--- Goal ---
How many lines of these entries hold the string "Ethnicity"? Answer with the number alone.

--- Entries provided ---

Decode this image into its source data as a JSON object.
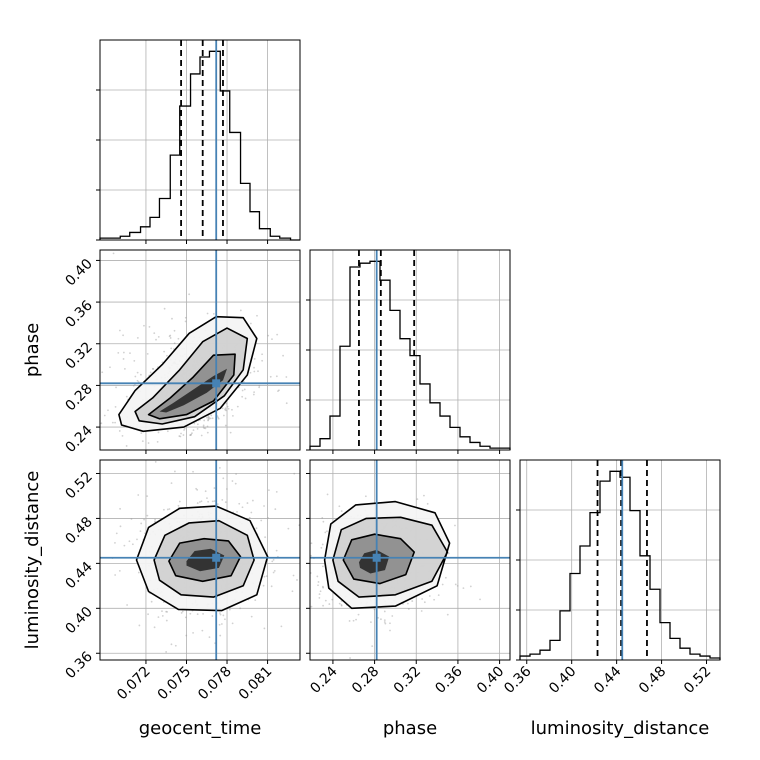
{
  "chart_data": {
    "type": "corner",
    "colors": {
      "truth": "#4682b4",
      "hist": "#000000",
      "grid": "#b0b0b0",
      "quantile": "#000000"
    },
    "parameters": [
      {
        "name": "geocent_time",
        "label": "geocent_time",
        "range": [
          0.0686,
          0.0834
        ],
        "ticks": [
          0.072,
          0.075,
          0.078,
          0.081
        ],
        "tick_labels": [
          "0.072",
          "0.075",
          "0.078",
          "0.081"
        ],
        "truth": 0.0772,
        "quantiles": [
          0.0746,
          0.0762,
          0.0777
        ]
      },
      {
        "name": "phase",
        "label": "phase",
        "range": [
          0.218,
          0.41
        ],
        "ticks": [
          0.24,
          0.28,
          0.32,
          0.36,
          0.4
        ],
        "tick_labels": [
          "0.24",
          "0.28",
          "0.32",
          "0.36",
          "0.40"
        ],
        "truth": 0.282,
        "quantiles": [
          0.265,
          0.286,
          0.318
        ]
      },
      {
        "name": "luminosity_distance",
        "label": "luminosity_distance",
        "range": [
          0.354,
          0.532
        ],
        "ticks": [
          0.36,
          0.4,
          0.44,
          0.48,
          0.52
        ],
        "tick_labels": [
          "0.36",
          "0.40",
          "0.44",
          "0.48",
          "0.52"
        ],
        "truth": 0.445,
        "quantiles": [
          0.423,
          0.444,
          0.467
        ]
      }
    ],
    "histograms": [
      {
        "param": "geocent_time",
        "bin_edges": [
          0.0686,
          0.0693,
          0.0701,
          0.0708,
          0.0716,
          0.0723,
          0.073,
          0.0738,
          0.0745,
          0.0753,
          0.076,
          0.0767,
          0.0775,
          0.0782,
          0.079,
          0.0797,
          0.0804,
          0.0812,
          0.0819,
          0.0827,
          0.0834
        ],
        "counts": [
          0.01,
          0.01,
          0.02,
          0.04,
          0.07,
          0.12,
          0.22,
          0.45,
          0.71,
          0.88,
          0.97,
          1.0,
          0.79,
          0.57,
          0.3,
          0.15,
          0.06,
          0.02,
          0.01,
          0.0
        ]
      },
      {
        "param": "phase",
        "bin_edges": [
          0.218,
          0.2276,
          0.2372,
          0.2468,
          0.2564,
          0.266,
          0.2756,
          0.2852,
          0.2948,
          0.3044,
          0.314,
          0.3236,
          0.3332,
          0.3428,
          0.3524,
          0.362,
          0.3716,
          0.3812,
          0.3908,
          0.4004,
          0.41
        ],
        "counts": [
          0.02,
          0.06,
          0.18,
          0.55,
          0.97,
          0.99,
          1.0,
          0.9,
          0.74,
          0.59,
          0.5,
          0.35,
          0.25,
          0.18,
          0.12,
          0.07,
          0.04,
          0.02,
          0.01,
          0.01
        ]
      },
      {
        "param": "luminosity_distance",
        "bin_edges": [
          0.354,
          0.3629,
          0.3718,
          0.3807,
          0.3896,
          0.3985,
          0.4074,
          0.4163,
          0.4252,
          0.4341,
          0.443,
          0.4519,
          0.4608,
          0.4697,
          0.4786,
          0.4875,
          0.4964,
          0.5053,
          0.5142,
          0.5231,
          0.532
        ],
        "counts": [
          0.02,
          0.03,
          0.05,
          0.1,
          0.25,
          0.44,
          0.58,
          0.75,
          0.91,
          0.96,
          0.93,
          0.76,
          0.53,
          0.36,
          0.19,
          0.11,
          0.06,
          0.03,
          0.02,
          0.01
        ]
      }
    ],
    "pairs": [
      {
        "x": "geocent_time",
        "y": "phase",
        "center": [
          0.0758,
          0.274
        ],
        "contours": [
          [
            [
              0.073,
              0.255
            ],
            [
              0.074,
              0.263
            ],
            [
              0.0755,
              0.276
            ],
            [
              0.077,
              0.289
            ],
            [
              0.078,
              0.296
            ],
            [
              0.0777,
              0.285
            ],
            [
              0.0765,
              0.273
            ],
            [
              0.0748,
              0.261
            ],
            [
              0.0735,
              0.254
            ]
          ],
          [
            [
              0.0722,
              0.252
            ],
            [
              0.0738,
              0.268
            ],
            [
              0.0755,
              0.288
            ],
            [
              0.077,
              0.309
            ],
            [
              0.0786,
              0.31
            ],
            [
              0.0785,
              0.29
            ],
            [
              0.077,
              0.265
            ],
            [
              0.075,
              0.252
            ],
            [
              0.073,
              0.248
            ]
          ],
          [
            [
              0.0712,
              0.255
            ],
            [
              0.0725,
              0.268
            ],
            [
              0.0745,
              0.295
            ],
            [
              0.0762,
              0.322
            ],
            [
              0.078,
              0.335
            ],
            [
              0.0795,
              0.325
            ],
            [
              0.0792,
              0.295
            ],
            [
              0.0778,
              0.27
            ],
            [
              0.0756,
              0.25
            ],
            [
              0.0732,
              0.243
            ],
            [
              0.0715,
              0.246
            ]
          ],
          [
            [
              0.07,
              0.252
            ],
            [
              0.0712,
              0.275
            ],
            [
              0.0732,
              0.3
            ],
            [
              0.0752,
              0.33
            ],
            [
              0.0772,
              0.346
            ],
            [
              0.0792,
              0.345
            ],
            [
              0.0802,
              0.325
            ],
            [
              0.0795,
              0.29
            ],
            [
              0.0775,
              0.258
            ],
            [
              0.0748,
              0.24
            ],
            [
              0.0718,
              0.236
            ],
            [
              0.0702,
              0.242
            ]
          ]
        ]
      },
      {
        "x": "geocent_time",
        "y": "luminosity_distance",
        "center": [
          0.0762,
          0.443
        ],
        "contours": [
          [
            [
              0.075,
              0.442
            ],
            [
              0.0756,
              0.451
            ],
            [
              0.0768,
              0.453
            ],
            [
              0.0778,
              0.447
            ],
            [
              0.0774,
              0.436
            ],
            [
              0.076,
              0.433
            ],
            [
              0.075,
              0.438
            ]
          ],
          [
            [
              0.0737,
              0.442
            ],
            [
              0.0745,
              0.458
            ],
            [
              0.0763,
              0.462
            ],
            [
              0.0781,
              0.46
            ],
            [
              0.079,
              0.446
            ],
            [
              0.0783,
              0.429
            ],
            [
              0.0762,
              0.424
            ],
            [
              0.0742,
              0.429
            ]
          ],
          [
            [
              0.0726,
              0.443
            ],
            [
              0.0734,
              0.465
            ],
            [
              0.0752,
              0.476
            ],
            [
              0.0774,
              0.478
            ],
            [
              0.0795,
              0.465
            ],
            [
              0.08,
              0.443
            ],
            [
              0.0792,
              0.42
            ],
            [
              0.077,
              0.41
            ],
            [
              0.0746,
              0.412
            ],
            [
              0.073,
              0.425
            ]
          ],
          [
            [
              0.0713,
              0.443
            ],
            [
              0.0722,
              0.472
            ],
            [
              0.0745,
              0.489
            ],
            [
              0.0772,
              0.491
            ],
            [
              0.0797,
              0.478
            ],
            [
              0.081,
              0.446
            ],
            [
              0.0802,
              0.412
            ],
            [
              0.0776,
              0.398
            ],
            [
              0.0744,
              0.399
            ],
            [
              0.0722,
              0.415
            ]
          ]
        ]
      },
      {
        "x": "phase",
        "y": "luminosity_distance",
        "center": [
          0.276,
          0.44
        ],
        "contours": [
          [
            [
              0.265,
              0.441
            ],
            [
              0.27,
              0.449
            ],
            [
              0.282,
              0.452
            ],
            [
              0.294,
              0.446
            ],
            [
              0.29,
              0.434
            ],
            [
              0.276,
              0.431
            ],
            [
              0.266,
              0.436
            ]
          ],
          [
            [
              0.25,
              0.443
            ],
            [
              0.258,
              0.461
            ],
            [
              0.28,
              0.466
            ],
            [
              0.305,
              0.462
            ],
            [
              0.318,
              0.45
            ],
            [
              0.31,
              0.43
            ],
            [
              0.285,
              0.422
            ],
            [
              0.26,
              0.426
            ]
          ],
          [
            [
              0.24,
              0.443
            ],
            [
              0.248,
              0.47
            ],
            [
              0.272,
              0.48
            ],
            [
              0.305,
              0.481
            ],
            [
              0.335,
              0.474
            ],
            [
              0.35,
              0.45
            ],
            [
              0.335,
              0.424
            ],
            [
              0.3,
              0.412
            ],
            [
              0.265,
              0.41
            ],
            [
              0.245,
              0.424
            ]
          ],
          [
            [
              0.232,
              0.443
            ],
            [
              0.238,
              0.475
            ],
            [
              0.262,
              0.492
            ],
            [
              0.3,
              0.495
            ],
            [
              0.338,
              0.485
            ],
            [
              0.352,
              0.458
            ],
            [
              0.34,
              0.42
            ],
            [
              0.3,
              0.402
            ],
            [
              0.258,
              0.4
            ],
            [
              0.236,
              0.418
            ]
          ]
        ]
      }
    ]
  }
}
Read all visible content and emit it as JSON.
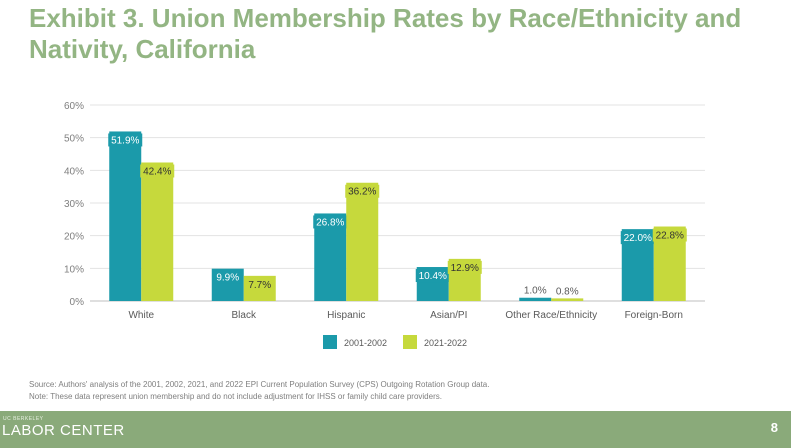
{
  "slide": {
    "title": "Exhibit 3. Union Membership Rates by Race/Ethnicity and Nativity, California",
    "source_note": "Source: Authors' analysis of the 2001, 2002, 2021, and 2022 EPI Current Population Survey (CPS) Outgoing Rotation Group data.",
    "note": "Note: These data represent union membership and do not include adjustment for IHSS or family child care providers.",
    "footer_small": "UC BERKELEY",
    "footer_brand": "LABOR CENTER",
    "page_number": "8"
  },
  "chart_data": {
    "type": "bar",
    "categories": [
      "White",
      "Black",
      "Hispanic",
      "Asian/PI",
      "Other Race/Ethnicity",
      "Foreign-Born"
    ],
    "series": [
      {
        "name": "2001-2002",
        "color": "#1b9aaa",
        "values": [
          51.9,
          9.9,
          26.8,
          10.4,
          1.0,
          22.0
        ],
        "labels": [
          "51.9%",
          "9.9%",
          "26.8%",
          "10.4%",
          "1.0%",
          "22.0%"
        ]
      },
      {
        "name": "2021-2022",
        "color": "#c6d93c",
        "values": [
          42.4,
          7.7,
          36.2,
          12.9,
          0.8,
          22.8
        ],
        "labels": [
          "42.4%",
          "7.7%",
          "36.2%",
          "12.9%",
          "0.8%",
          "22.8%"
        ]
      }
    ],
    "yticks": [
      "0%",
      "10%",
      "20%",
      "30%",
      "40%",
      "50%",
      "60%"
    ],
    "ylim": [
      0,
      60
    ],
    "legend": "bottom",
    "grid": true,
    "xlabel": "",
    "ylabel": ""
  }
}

--- Solution to this exercise ---
2